[GIVEN TASK] Using the data beneath, show every line that includes the word "Token".
════════════════════
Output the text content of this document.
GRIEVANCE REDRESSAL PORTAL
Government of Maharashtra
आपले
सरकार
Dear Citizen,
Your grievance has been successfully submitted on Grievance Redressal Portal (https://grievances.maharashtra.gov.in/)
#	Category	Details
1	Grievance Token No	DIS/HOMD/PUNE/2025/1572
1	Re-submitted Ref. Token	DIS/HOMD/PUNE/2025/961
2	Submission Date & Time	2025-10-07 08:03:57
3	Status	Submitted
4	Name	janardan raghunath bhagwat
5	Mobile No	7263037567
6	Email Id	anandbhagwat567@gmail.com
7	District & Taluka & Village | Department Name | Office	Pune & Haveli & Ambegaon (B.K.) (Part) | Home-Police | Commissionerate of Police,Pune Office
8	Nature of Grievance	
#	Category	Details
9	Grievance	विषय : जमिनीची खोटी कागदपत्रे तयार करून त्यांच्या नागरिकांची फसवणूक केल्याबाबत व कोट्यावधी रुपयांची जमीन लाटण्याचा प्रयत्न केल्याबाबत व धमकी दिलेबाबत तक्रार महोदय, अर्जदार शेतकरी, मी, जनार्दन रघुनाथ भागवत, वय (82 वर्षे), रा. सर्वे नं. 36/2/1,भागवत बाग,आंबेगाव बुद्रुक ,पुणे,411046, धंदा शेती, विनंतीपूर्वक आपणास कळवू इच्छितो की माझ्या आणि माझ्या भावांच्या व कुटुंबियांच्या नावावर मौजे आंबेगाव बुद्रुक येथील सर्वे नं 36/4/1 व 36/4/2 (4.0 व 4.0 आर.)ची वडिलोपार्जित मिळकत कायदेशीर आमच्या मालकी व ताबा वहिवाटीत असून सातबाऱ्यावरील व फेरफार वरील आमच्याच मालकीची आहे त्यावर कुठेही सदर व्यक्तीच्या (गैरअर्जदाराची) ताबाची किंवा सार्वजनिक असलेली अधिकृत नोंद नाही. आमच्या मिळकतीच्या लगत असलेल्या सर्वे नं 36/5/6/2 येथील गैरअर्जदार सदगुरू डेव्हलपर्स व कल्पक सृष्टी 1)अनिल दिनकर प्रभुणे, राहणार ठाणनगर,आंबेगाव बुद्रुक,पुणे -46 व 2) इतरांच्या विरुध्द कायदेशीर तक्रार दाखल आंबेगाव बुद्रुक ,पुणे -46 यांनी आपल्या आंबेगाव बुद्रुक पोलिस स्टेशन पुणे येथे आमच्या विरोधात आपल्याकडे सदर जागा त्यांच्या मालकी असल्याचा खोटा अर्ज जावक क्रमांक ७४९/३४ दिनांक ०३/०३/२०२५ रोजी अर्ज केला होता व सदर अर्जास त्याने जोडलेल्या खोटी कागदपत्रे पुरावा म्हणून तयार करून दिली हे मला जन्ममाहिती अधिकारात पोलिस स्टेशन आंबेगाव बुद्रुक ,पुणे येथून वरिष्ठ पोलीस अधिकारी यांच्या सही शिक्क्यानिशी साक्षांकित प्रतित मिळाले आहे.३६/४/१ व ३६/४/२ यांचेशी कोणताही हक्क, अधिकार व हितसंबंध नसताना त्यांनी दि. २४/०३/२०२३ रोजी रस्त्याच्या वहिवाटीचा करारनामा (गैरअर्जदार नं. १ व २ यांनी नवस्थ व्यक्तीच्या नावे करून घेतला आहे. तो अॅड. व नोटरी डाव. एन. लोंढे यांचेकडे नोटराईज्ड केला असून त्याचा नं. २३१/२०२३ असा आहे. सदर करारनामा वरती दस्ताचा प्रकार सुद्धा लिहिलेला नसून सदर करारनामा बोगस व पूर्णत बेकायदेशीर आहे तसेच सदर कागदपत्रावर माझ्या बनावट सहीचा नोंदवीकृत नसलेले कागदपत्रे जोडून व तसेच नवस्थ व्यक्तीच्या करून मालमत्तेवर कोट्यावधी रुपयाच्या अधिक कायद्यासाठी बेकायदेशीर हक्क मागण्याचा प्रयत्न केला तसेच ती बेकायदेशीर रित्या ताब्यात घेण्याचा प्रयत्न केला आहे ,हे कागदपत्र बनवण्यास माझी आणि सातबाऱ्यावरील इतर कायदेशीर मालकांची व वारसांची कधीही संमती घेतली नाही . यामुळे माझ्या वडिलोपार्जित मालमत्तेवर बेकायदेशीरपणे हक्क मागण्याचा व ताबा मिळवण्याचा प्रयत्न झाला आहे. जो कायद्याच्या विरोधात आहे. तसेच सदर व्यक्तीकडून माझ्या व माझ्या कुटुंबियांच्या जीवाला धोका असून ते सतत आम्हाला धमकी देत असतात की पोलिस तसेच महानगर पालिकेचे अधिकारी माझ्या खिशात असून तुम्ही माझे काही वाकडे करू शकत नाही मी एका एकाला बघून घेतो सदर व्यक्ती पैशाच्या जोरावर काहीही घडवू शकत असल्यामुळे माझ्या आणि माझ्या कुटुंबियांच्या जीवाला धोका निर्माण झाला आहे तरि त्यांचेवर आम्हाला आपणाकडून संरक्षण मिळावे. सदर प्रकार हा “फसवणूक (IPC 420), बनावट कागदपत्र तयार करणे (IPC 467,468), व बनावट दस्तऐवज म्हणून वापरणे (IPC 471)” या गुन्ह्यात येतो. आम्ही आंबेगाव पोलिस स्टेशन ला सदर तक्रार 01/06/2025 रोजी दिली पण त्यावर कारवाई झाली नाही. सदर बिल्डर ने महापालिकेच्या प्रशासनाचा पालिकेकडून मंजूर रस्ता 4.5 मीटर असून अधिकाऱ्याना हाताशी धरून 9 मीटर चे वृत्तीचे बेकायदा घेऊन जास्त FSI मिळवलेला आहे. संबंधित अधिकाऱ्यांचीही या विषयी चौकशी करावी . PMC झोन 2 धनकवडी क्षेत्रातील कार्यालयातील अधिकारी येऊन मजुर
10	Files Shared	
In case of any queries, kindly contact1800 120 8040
════════════════════
[SOLVED EXERCISE]
1	Grievance Token No	DIS/HOMD/PUNE/2025/1572
1	Re-submitted Ref. Token	DIS/HOMD/PUNE/2025/961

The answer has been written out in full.